[Figure content listings]
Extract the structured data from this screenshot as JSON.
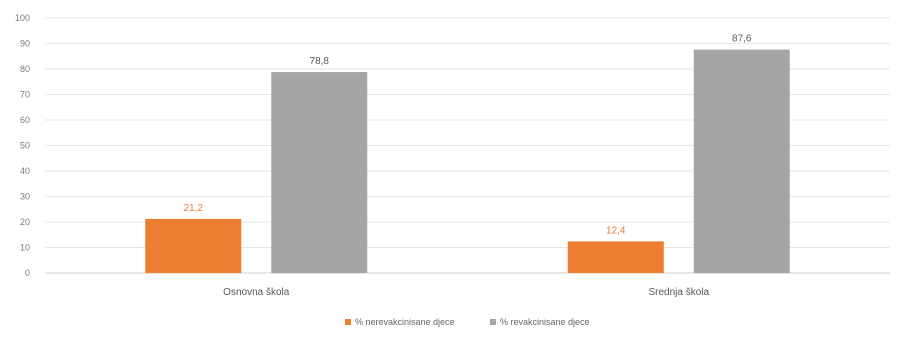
{
  "chart_data": {
    "type": "bar",
    "categories": [
      "Osnovna škola",
      "Srednja škola"
    ],
    "series": [
      {
        "name": "% nerevakcinisane djece",
        "values": [
          21.2,
          12.4
        ],
        "labels": [
          "21,2",
          "12,4"
        ],
        "color": "#ed7d31"
      },
      {
        "name": "% revakcinisane djece",
        "values": [
          78.8,
          87.6
        ],
        "labels": [
          "78,8",
          "87,6"
        ],
        "color": "#a5a5a5"
      }
    ],
    "yticks": [
      "0",
      "10",
      "20",
      "30",
      "40",
      "50",
      "60",
      "70",
      "80",
      "90",
      "100"
    ],
    "ylim": [
      0,
      100
    ],
    "grid": true,
    "legend_position": "bottom",
    "title": "",
    "xlabel": "",
    "ylabel": ""
  }
}
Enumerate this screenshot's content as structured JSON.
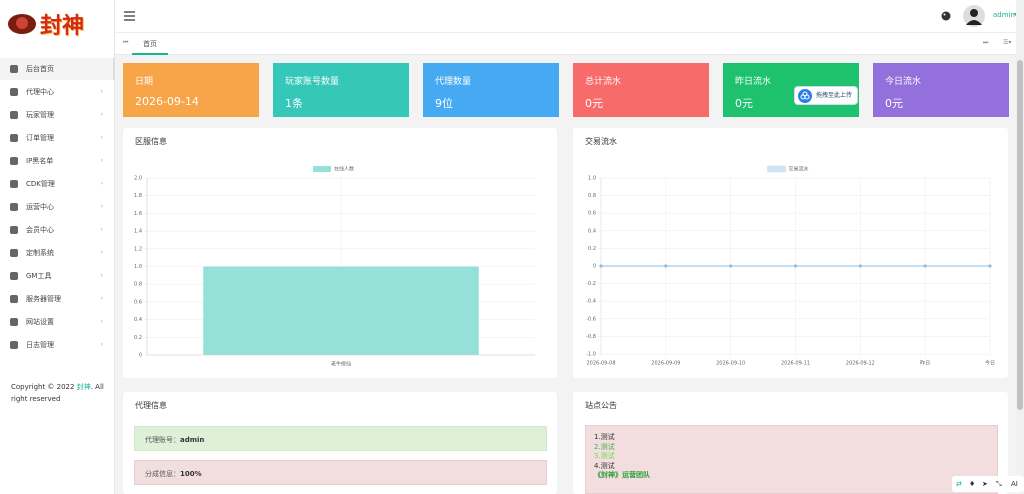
{
  "sidebar": {
    "logo": "封神",
    "menu": [
      "后台首页",
      "代理中心",
      "玩家管理",
      "订单管理",
      "IP黑名单",
      "CDK管理",
      "运营中心",
      "会员中心",
      "定制系统",
      "GM工具",
      "服务器管理",
      "网站设置",
      "日志管理"
    ],
    "footer": {
      "prefix": "Copyright © 2022 ",
      "brand": "封神",
      "suffix": ". All right reserved"
    }
  },
  "header": {
    "user": "admin"
  },
  "tabs": {
    "active": "首页"
  },
  "cards": [
    {
      "label": "日期",
      "value": "2026-09-14",
      "color": "#f8a54a"
    },
    {
      "label": "玩家账号数量",
      "value": "1条",
      "color": "#35c7b8"
    },
    {
      "label": "代理数量",
      "value": "9位",
      "color": "#46aaf2"
    },
    {
      "label": "总计流水",
      "value": "0元",
      "color": "#f76b6b"
    },
    {
      "label": "昨日流水",
      "value": "0元",
      "color": "#1ec16e"
    },
    {
      "label": "今日流水",
      "value": "0元",
      "color": "#9370db"
    }
  ],
  "overlay": {
    "text": "拖拽至此上传"
  },
  "charts": [
    {
      "title": "区服信息",
      "type": "bar",
      "legend": "在线人数",
      "color": "#95e1d8",
      "categories": [
        "老牛修仙"
      ],
      "values": [
        1
      ],
      "ylim": [
        0,
        2
      ],
      "yticks": [
        0,
        {
          "value": 0.2,
          "label": "0.2"
        },
        {
          "value": 0.4,
          "label": "0.4"
        },
        {
          "value": 0.6,
          "label": "0.6"
        },
        {
          "value": 0.8,
          "label": "0.8"
        },
        {
          "value": 1,
          "label": "1.0"
        },
        {
          "value": 1.2,
          "label": "1.2"
        },
        {
          "value": 1.4,
          "label": "1.4"
        },
        {
          "value": 1.6,
          "label": "1.6"
        },
        {
          "value": 1.8,
          "label": "1.8"
        },
        {
          "value": 2,
          "label": "2.0"
        }
      ]
    },
    {
      "title": "交易流水",
      "type": "line",
      "legend": "交易流水",
      "color": "#8fbde0",
      "categories": [
        "2026-09-08",
        "2026-09-09",
        "2026-09-10",
        "2026-09-11",
        "2026-09-12",
        "昨日",
        "今日"
      ],
      "values": [
        0,
        0,
        0,
        0,
        0,
        0,
        0
      ],
      "ylim": [
        -1,
        1
      ],
      "yticks": [
        {
          "value": -1,
          "label": "-1.0"
        },
        -0.8,
        -0.6,
        -0.4,
        -0.2,
        0,
        0.2,
        0.4,
        0.6,
        0.8,
        {
          "value": 1,
          "label": "1.0"
        }
      ]
    }
  ],
  "agent": {
    "title": "代理信息",
    "rows": [
      {
        "label": "代理账号：",
        "value": "admin"
      },
      {
        "label": "分成信息：",
        "value": "100%"
      }
    ]
  },
  "notice": {
    "title": "站点公告",
    "lines": [
      "1.测试",
      "2.测试",
      "3.测试",
      "4.测试"
    ],
    "signature": "《封神》运营团队"
  },
  "toolbar": {
    "ai": "AI"
  }
}
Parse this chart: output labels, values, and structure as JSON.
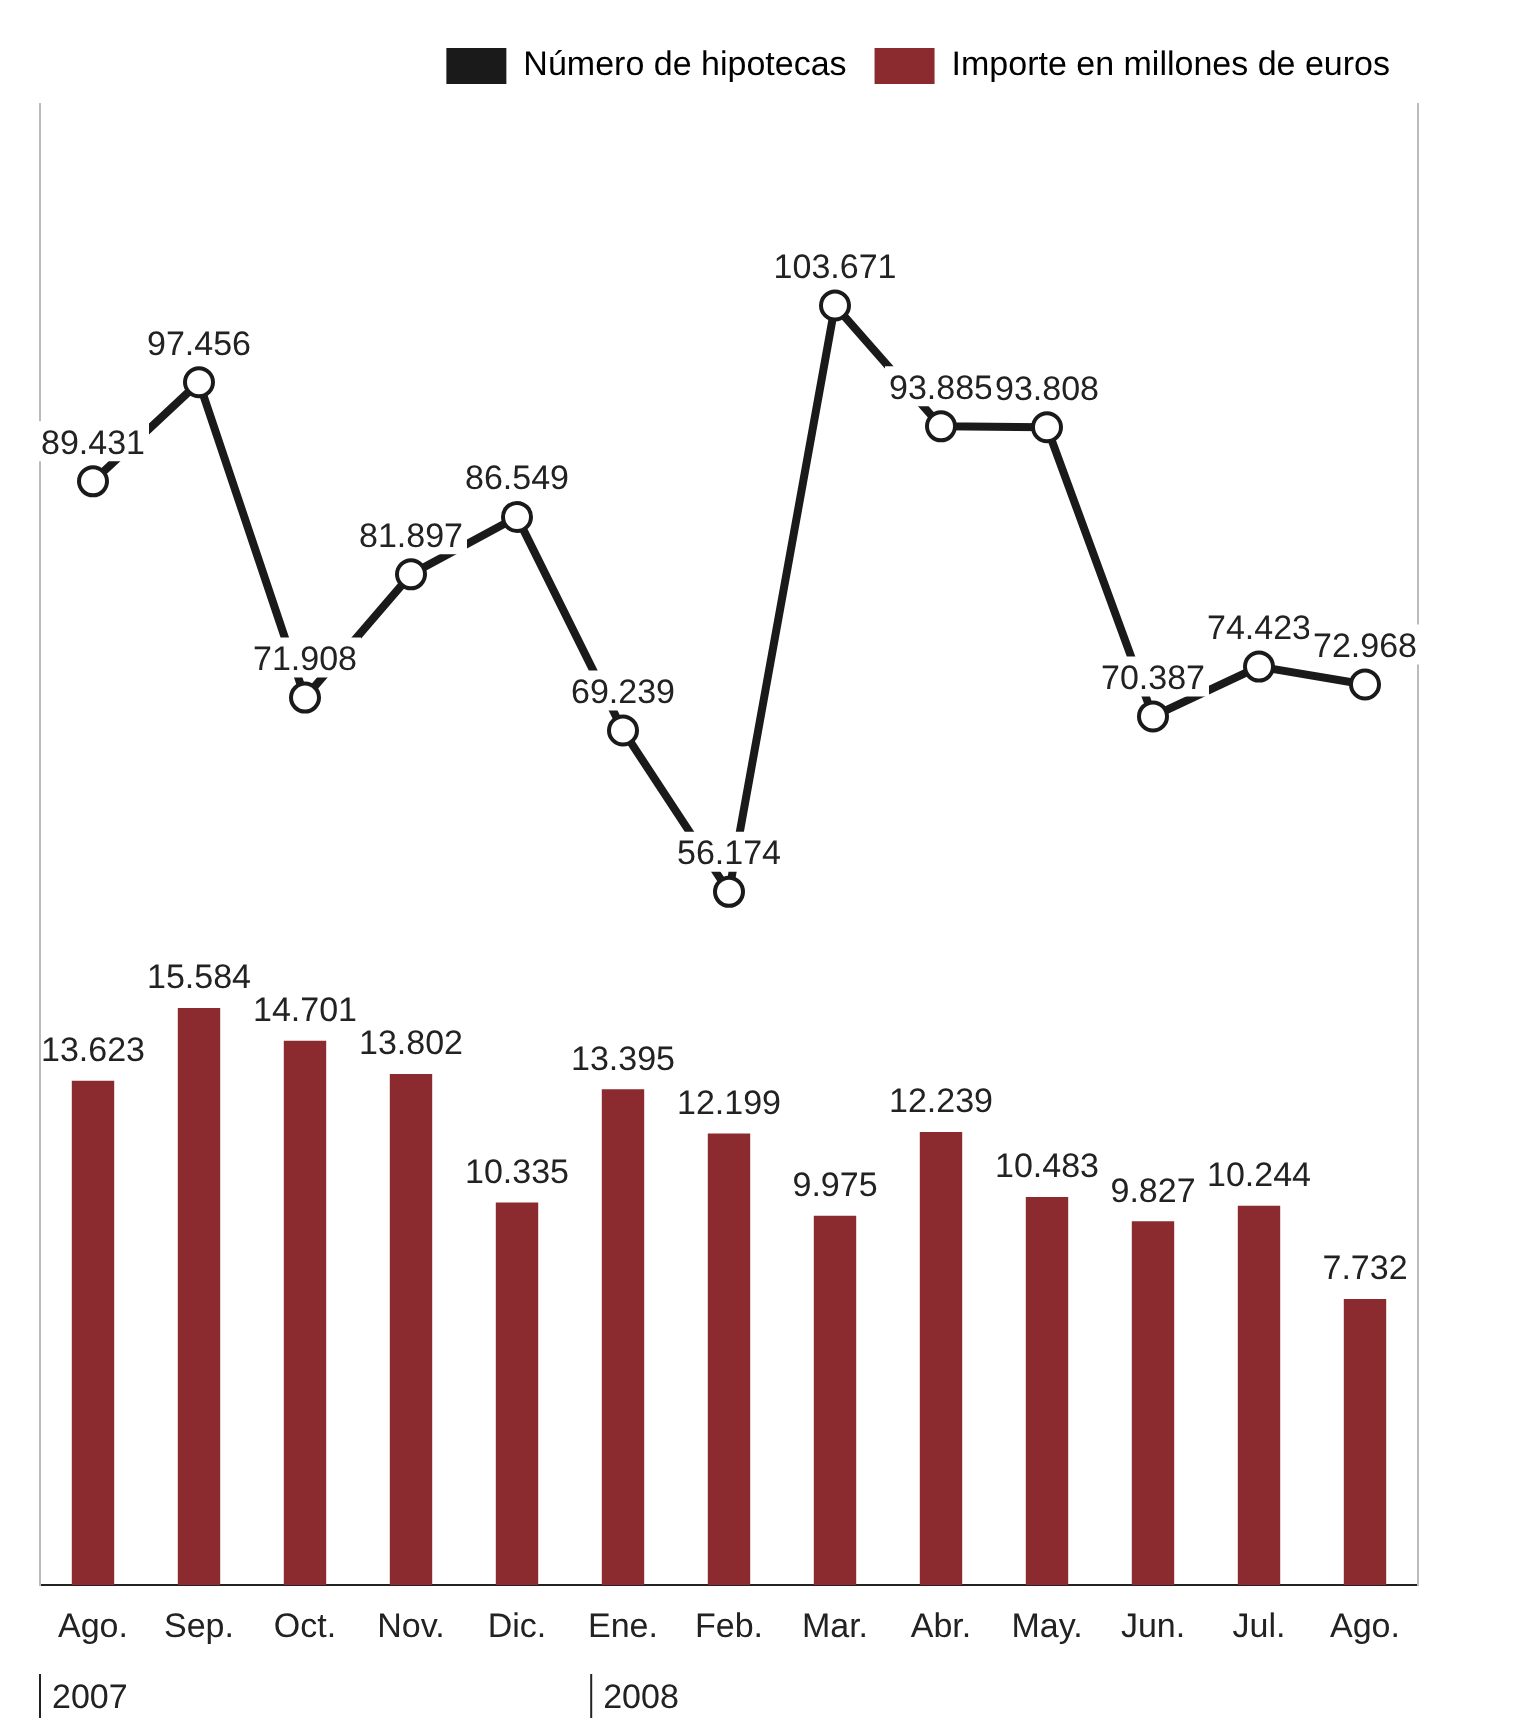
{
  "chart_data": {
    "type": "bar",
    "categories": [
      "Ago.",
      "Sep.",
      "Oct.",
      "Nov.",
      "Dic.",
      "Ene.",
      "Feb.",
      "Mar.",
      "Abr.",
      "May.",
      "Jun.",
      "Jul.",
      "Ago."
    ],
    "series": [
      {
        "name": "Número de hipotecas",
        "type": "line",
        "axis": "y2",
        "color": "#1a1a1a",
        "values": [
          89431,
          97456,
          71908,
          81897,
          86549,
          69239,
          56174,
          103671,
          93885,
          93808,
          70387,
          74423,
          72968
        ],
        "value_labels": [
          "89.431",
          "97.456",
          "71.908",
          "81.897",
          "86.549",
          "69.239",
          "56.174",
          "103.671",
          "93.885",
          "93.808",
          "70.387",
          "74.423",
          "72.968"
        ]
      },
      {
        "name": "Importe en millones de euros",
        "color": "#8c2b2f",
        "values": [
          13623,
          15584,
          14701,
          13802,
          10335,
          13395,
          12199,
          9975,
          12239,
          10483,
          9827,
          10244,
          7732
        ],
        "value_labels": [
          "13.623",
          "15.584",
          "14.701",
          "13.802",
          "10.335",
          "13.395",
          "12.199",
          "9.975",
          "12.239",
          "10.483",
          "9.827",
          "10.244",
          "7.732"
        ]
      }
    ],
    "annotations": [
      "2007",
      "2008"
    ],
    "ylim": [
      0,
      40000
    ],
    "y2lim": [
      0,
      120000
    ],
    "legend": "top right",
    "marker": "circle",
    "grid": false
  }
}
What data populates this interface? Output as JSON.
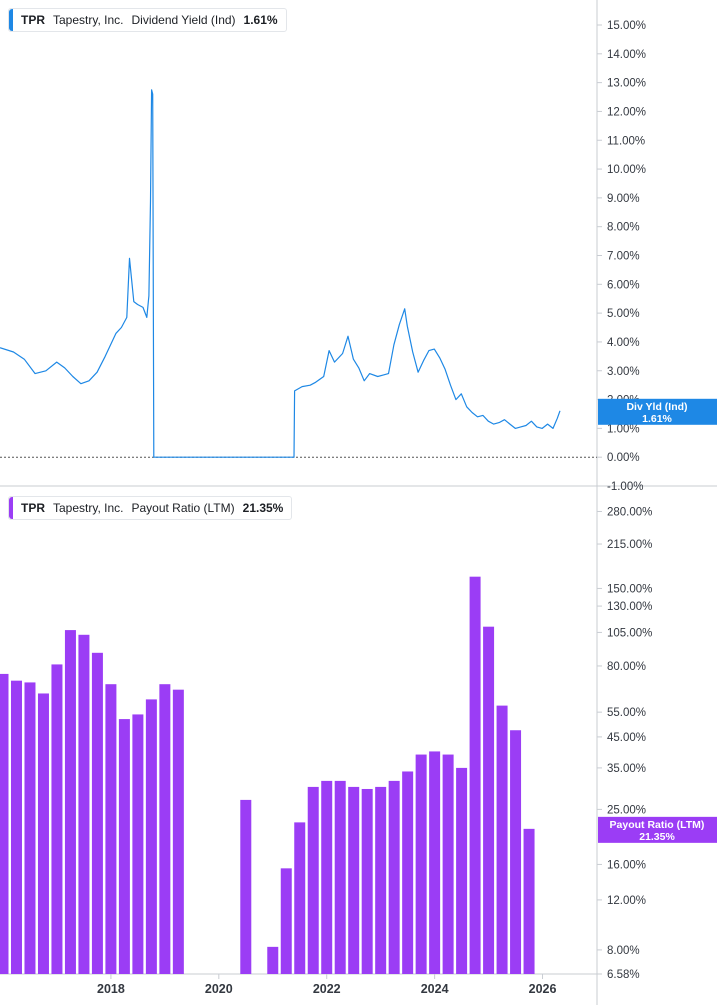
{
  "colors": {
    "yield": "#1e88e5",
    "payout": "#9b3df5",
    "axis": "#c8ccd2",
    "text": "#333840"
  },
  "legend_top": {
    "ticker": "TPR",
    "company": "Tapestry, Inc.",
    "metric": "Dividend Yield (Ind)",
    "value": "1.61%"
  },
  "legend_bottom": {
    "ticker": "TPR",
    "company": "Tapestry, Inc.",
    "metric": "Payout Ratio (LTM)",
    "value": "21.35%"
  },
  "chart_data": [
    {
      "type": "line",
      "series": [
        {
          "name": "Dividend Yield (Ind)"
        }
      ],
      "unit": "%",
      "y_scale": "linear",
      "ylim": [
        -1.0,
        15.6
      ],
      "xlim": [
        2016.0,
        2026.75
      ],
      "y_ticks": [
        "15.00%",
        "14.00%",
        "13.00%",
        "12.00%",
        "11.00%",
        "10.00%",
        "9.00%",
        "8.00%",
        "7.00%",
        "6.00%",
        "5.00%",
        "4.00%",
        "3.00%",
        "2.00%",
        "1.00%",
        "0.00%",
        "-1.00%"
      ],
      "y_tick_values": [
        15,
        14,
        13,
        12,
        11,
        10,
        9,
        8,
        7,
        6,
        5,
        4,
        3,
        2,
        1,
        0,
        -1
      ],
      "points": [
        [
          2016.0,
          3.8
        ],
        [
          2016.25,
          3.65
        ],
        [
          2016.45,
          3.4
        ],
        [
          2016.65,
          2.9
        ],
        [
          2016.85,
          3.0
        ],
        [
          2017.05,
          3.3
        ],
        [
          2017.2,
          3.1
        ],
        [
          2017.35,
          2.8
        ],
        [
          2017.5,
          2.55
        ],
        [
          2017.65,
          2.65
        ],
        [
          2017.8,
          2.95
        ],
        [
          2017.95,
          3.5
        ],
        [
          2018.05,
          3.9
        ],
        [
          2018.15,
          4.3
        ],
        [
          2018.25,
          4.5
        ],
        [
          2018.35,
          4.85
        ],
        [
          2018.4,
          6.9
        ],
        [
          2018.48,
          5.4
        ],
        [
          2018.55,
          5.3
        ],
        [
          2018.65,
          5.2
        ],
        [
          2018.72,
          4.85
        ],
        [
          2018.76,
          5.6
        ],
        [
          2018.79,
          8.9
        ],
        [
          2018.81,
          12.75
        ],
        [
          2018.83,
          12.6
        ],
        [
          2018.85,
          0.0
        ],
        [
          2019.5,
          0.0
        ],
        [
          2020.5,
          0.0
        ],
        [
          2021.45,
          0.0
        ],
        [
          2021.46,
          2.3
        ],
        [
          2021.6,
          2.45
        ],
        [
          2021.75,
          2.5
        ],
        [
          2021.85,
          2.6
        ],
        [
          2022.0,
          2.8
        ],
        [
          2022.1,
          3.7
        ],
        [
          2022.2,
          3.3
        ],
        [
          2022.35,
          3.6
        ],
        [
          2022.45,
          4.2
        ],
        [
          2022.55,
          3.4
        ],
        [
          2022.65,
          3.1
        ],
        [
          2022.75,
          2.65
        ],
        [
          2022.85,
          2.9
        ],
        [
          2023.0,
          2.8
        ],
        [
          2023.1,
          2.85
        ],
        [
          2023.2,
          2.9
        ],
        [
          2023.3,
          3.9
        ],
        [
          2023.4,
          4.6
        ],
        [
          2023.5,
          5.15
        ],
        [
          2023.55,
          4.55
        ],
        [
          2023.65,
          3.65
        ],
        [
          2023.75,
          2.95
        ],
        [
          2023.85,
          3.35
        ],
        [
          2023.95,
          3.7
        ],
        [
          2024.05,
          3.75
        ],
        [
          2024.15,
          3.45
        ],
        [
          2024.25,
          3.05
        ],
        [
          2024.35,
          2.5
        ],
        [
          2024.45,
          2.0
        ],
        [
          2024.55,
          2.2
        ],
        [
          2024.65,
          1.75
        ],
        [
          2024.75,
          1.55
        ],
        [
          2024.85,
          1.4
        ],
        [
          2024.95,
          1.45
        ],
        [
          2025.05,
          1.25
        ],
        [
          2025.15,
          1.15
        ],
        [
          2025.25,
          1.2
        ],
        [
          2025.35,
          1.3
        ],
        [
          2025.45,
          1.15
        ],
        [
          2025.55,
          1.0
        ],
        [
          2025.65,
          1.05
        ],
        [
          2025.75,
          1.1
        ],
        [
          2025.85,
          1.25
        ],
        [
          2025.95,
          1.05
        ],
        [
          2026.05,
          1.0
        ],
        [
          2026.15,
          1.15
        ],
        [
          2026.25,
          1.0
        ],
        [
          2026.33,
          1.35
        ],
        [
          2026.38,
          1.61
        ]
      ],
      "last_label": [
        "Div Yld (Ind)",
        "1.61%"
      ]
    },
    {
      "type": "bar",
      "series": [
        {
          "name": "Payout Ratio (LTM)"
        }
      ],
      "unit": "%",
      "y_scale": "log",
      "ylim": [
        6.58,
        320
      ],
      "xlim": [
        2016.0,
        2026.75
      ],
      "x_ticks": [
        "2018",
        "2020",
        "2022",
        "2024",
        "2026"
      ],
      "x_tick_values": [
        2018,
        2020,
        2022,
        2024,
        2026
      ],
      "y_ticks": [
        "280.00%",
        "215.00%",
        "150.00%",
        "130.00%",
        "105.00%",
        "80.00%",
        "55.00%",
        "45.00%",
        "35.00%",
        "25.00%",
        "16.00%",
        "12.00%",
        "8.00%",
        "6.58%"
      ],
      "y_tick_values": [
        280,
        215,
        150,
        130,
        105,
        80,
        55,
        45,
        35,
        25,
        16,
        12,
        8,
        6.58
      ],
      "bars": [
        [
          2016.0,
          75
        ],
        [
          2016.25,
          71
        ],
        [
          2016.5,
          70
        ],
        [
          2016.75,
          64
        ],
        [
          2017.0,
          81
        ],
        [
          2017.25,
          107
        ],
        [
          2017.5,
          103
        ],
        [
          2017.75,
          89
        ],
        [
          2018.0,
          69
        ],
        [
          2018.25,
          52
        ],
        [
          2018.5,
          54
        ],
        [
          2018.75,
          61
        ],
        [
          2019.0,
          69
        ],
        [
          2019.25,
          66
        ],
        [
          2020.5,
          27
        ],
        [
          2021.0,
          8.2
        ],
        [
          2021.25,
          15.5
        ],
        [
          2021.5,
          22.5
        ],
        [
          2021.75,
          30
        ],
        [
          2022.0,
          31.5
        ],
        [
          2022.25,
          31.5
        ],
        [
          2022.5,
          30
        ],
        [
          2022.75,
          29.5
        ],
        [
          2023.0,
          30
        ],
        [
          2023.25,
          31.5
        ],
        [
          2023.5,
          34
        ],
        [
          2023.75,
          39
        ],
        [
          2024.0,
          40
        ],
        [
          2024.25,
          39
        ],
        [
          2024.5,
          35
        ],
        [
          2024.75,
          165
        ],
        [
          2025.0,
          110
        ],
        [
          2025.25,
          58
        ],
        [
          2025.5,
          47.5
        ],
        [
          2025.75,
          21.35
        ]
      ],
      "last_label": [
        "Payout Ratio (LTM)",
        "21.35%"
      ]
    }
  ]
}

### Set exercise
Of the lines above, how many hold the string "structured"? Answer with only the number.

### Answer to this problem
2